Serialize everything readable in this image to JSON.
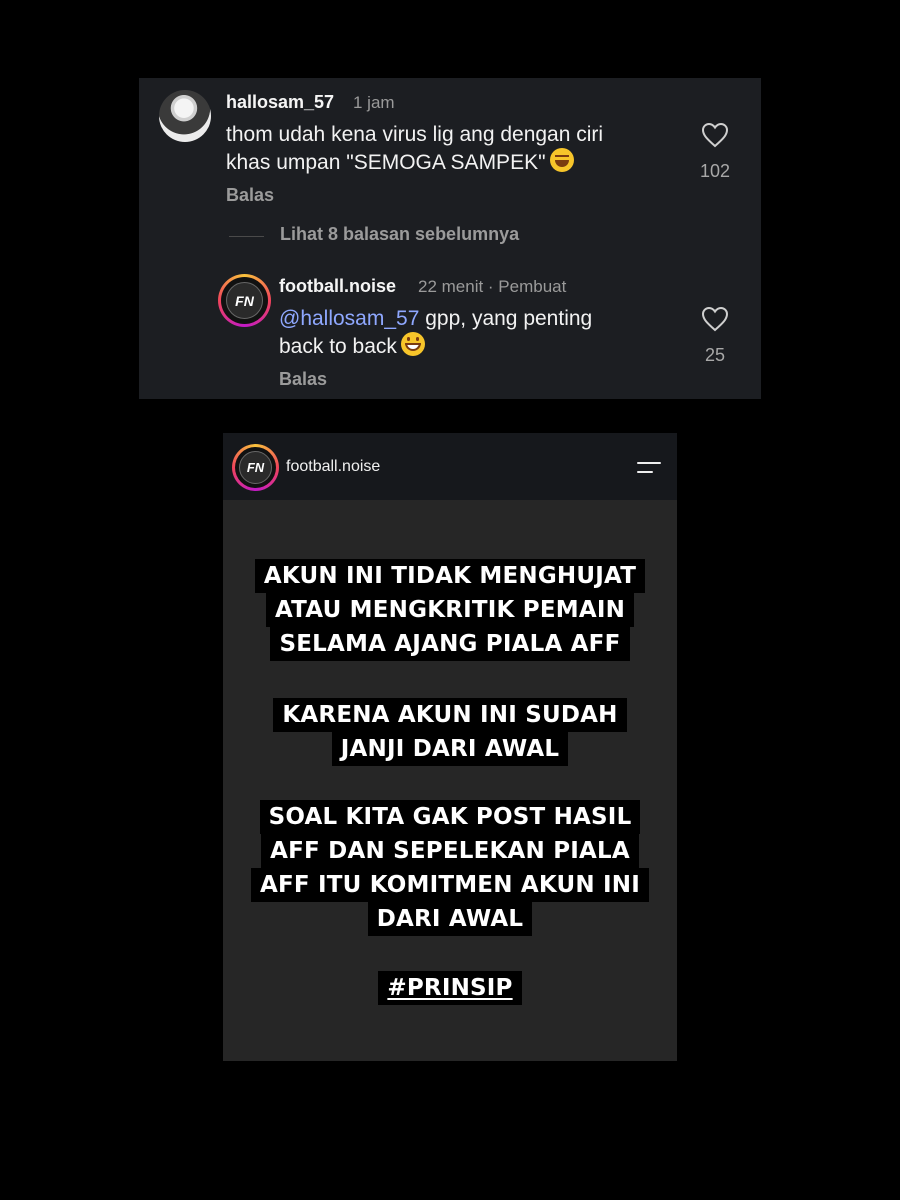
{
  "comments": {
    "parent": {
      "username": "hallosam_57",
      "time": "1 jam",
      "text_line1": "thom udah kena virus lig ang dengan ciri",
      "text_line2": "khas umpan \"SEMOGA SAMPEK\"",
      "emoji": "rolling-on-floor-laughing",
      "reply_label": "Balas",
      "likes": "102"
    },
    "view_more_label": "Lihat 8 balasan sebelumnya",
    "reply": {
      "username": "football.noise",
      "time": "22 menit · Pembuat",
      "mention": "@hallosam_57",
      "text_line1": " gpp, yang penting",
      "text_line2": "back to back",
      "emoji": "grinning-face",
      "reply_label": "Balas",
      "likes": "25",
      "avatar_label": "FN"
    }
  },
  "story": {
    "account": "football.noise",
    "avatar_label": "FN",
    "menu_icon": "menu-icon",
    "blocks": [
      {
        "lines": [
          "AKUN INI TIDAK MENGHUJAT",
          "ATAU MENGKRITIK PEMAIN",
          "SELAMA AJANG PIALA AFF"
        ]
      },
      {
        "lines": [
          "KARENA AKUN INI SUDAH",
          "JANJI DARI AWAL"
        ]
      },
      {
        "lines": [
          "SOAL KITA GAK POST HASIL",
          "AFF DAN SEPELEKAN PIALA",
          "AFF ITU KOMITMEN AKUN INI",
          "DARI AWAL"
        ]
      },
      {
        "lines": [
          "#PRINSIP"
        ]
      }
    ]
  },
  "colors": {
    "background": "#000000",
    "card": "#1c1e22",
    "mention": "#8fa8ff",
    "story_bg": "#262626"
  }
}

+ + +

WHAT YOU HAVE TO DO:
When a line in the material above includes "PIALA", report that line by copying it.

ANSWER FOR THIS EXERCISE:
          "SELAMA AJANG PIALA AFF"
          "AFF DAN SEPELEKAN PIALA",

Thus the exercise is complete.